[BEGIN]
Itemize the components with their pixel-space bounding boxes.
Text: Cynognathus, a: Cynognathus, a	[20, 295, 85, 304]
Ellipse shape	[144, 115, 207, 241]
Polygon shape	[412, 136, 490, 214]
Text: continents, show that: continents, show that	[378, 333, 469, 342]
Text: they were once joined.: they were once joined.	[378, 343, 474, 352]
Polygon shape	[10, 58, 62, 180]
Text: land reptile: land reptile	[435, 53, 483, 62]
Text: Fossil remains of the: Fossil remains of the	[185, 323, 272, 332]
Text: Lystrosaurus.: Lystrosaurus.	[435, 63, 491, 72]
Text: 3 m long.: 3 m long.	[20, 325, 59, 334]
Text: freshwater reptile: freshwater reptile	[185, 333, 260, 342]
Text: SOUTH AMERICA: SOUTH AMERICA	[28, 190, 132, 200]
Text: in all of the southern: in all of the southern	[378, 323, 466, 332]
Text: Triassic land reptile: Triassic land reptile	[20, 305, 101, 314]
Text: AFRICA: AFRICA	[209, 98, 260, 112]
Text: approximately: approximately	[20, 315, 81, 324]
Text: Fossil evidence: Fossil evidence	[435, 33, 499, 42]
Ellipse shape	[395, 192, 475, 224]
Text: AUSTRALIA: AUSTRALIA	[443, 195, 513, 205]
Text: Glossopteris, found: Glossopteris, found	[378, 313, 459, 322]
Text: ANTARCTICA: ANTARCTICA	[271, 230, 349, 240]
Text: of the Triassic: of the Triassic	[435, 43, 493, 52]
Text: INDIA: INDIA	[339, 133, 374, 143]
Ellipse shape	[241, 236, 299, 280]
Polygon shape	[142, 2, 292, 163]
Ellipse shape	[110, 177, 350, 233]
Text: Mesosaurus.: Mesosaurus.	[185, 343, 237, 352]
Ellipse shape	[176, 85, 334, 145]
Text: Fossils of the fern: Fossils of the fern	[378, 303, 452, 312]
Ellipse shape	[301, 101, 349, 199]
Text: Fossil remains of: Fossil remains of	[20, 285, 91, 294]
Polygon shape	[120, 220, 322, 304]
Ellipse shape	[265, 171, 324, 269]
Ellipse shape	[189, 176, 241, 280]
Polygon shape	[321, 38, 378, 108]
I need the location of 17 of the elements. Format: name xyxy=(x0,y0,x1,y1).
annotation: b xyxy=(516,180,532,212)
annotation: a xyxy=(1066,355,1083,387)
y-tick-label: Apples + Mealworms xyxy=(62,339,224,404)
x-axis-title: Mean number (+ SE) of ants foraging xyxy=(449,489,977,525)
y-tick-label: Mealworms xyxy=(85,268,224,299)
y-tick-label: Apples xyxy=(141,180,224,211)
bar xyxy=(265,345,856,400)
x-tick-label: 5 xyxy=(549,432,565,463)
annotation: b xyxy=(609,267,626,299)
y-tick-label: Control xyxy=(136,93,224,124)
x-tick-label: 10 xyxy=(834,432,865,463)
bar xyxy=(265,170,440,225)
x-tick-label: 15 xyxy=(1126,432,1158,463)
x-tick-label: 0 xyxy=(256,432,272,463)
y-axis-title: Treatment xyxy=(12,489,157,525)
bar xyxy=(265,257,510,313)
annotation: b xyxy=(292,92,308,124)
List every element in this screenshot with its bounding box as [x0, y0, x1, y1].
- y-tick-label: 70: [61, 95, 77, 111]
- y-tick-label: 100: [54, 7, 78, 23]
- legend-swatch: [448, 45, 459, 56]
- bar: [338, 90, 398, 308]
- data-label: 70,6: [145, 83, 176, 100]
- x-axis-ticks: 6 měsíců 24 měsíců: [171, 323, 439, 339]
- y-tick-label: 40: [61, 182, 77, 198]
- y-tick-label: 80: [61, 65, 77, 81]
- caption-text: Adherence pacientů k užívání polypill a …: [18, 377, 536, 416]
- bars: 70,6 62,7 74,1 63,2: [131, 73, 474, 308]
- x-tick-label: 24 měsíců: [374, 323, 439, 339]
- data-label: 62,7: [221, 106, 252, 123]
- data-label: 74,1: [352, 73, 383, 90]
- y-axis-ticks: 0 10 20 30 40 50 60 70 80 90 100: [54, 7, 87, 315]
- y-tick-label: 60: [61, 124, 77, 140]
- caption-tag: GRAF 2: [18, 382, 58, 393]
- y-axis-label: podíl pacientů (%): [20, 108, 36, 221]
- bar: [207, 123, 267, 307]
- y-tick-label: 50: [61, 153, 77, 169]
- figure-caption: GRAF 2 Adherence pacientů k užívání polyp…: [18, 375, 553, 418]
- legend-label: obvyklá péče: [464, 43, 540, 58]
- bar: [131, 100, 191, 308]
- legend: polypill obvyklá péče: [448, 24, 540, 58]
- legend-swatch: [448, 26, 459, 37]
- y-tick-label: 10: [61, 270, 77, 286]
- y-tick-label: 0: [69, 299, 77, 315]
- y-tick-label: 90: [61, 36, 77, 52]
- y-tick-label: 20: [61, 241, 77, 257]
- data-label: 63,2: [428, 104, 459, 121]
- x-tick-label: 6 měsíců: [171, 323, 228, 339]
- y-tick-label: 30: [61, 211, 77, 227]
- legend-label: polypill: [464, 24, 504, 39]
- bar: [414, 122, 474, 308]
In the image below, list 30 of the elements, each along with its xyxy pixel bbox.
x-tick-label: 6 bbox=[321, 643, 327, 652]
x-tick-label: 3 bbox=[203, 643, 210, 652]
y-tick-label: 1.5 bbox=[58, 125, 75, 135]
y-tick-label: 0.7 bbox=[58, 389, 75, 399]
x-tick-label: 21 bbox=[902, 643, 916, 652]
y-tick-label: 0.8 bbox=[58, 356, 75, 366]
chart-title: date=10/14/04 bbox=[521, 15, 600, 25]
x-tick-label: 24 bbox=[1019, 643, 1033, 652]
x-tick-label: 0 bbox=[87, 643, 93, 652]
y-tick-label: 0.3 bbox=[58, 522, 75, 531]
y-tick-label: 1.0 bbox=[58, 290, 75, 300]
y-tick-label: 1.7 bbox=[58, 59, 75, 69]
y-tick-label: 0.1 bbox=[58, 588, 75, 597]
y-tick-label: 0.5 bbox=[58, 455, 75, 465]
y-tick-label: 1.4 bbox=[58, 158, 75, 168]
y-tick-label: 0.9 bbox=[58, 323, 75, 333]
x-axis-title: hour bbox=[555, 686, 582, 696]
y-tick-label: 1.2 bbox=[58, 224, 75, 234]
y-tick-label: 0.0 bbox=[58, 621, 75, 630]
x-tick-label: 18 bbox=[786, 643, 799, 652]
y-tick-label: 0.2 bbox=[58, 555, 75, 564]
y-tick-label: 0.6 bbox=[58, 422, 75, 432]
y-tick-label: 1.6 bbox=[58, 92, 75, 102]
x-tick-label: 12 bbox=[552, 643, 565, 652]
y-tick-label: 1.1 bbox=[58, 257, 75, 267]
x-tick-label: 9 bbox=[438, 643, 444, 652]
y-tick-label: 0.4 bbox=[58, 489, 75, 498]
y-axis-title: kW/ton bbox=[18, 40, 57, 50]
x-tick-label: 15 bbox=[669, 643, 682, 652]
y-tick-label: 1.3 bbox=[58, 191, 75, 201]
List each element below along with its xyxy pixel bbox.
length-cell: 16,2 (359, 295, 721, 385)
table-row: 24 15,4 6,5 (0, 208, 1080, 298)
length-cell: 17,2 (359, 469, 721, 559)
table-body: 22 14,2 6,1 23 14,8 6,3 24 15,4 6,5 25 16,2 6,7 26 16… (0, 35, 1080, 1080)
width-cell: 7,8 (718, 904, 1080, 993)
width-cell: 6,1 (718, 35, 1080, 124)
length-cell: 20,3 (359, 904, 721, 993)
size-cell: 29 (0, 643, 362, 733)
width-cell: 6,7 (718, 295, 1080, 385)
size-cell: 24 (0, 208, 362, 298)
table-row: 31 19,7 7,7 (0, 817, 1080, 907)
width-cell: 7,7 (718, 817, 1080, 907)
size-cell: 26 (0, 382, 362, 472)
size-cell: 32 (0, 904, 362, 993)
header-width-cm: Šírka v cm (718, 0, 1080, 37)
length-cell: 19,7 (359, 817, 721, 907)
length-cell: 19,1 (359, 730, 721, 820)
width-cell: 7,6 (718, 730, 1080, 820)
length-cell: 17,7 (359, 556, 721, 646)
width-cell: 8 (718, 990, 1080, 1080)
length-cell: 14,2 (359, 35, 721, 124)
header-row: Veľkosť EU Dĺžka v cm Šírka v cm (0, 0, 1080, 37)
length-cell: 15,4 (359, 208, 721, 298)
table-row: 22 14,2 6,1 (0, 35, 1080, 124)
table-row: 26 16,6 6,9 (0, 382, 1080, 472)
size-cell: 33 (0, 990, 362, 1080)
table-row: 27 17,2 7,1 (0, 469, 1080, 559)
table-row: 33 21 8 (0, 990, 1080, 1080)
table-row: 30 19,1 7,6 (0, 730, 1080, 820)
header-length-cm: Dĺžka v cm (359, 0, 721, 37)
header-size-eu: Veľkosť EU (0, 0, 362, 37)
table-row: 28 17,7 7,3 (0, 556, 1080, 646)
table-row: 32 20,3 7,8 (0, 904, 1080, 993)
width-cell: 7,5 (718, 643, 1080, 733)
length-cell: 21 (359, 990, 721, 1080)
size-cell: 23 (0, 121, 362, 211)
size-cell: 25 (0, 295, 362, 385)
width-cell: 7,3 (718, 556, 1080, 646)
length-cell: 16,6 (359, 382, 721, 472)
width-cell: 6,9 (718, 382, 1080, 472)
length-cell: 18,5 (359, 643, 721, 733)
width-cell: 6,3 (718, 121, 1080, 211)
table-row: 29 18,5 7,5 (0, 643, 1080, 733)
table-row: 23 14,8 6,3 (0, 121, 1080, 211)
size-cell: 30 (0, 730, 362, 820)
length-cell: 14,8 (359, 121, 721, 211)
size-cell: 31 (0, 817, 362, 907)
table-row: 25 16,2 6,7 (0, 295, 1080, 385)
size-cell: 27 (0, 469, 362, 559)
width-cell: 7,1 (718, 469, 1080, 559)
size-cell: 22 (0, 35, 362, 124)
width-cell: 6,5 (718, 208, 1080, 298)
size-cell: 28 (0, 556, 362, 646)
[END]
▶ **Task to carry out**
Starting at the first line of the material and going on through the line that contains "58, 62, 180]", rewrite those lines with "joined" changed to "connected" and nothing else altered.

▶ **Final result**
Itemize the components with their pixel-space bounding boxes.
Text: Cynognathus, a: Cynognathus, a	[20, 295, 85, 304]
Ellipse shape	[144, 115, 207, 241]
Polygon shape	[412, 136, 490, 214]
Text: continents, show that: continents, show that	[378, 333, 469, 342]
Text: they were once connected.: they were once connected.	[378, 343, 474, 352]
Polygon shape	[10, 58, 62, 180]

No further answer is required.